» **WRITTEN TASK**:
Pick out the lines in the listing below that contain the word "page" and copy them.

» **LISTED ENTRIES**:
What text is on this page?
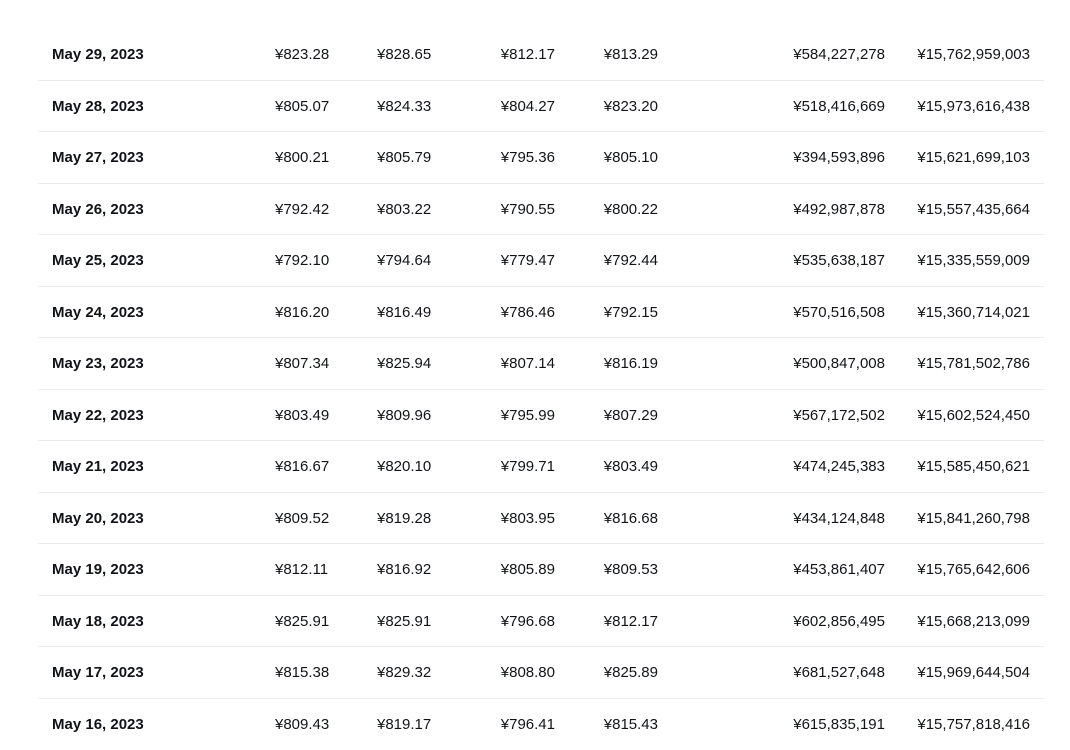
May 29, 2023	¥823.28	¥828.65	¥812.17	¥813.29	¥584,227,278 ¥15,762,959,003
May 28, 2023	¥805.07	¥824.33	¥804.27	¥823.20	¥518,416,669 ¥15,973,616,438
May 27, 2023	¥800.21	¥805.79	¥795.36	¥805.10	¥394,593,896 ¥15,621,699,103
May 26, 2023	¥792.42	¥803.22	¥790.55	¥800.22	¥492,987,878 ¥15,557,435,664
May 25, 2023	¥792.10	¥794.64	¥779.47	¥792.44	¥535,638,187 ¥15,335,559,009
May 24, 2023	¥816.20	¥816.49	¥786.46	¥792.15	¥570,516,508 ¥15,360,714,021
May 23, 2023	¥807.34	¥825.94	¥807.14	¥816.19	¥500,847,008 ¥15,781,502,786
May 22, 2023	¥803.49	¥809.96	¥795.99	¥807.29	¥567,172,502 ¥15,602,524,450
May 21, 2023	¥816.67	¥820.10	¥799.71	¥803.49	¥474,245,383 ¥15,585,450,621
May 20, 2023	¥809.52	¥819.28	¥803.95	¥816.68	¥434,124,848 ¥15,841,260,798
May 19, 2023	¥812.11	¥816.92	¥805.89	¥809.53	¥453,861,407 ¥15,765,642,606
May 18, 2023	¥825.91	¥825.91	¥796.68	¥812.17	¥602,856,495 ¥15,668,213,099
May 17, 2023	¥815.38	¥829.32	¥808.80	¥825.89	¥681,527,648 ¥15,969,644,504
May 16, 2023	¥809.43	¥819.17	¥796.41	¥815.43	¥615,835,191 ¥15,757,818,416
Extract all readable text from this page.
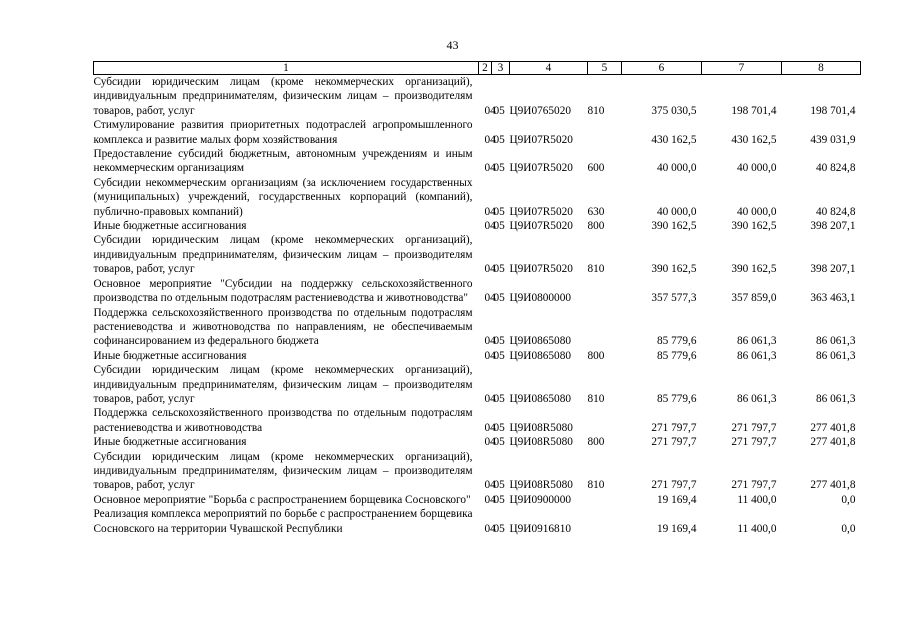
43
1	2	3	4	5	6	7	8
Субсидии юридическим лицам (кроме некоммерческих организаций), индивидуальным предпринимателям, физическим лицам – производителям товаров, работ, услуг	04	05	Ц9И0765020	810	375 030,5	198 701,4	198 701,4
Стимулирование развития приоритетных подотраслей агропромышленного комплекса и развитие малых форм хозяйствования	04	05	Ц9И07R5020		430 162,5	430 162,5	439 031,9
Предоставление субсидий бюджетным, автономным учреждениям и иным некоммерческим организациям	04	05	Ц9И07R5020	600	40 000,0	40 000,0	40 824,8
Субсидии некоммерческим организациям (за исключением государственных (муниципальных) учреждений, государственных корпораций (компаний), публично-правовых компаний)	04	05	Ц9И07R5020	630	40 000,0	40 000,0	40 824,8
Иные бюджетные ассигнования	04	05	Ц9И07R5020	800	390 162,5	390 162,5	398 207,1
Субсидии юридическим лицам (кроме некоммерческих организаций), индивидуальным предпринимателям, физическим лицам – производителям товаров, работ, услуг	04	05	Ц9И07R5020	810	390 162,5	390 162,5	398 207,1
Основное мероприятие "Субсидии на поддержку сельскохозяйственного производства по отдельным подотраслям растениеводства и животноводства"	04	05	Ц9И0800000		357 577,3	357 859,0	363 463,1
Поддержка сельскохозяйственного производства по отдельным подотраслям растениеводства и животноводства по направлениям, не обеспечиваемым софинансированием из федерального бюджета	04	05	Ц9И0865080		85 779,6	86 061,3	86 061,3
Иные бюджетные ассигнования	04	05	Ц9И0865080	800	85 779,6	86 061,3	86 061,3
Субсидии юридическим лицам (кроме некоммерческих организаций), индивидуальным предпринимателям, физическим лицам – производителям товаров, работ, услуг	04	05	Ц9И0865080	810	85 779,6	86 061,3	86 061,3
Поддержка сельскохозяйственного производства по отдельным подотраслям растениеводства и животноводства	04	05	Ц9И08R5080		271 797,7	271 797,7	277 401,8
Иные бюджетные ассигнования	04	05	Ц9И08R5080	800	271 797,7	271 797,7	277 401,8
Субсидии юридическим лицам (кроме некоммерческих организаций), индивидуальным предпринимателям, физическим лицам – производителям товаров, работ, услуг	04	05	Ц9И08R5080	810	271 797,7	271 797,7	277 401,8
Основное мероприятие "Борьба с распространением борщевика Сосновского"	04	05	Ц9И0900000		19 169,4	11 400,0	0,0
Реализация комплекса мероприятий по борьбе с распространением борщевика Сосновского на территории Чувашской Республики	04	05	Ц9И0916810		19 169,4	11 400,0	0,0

» **PROBLEM SOLUTION**:
What text is on this page?
Extract all readable text from this page.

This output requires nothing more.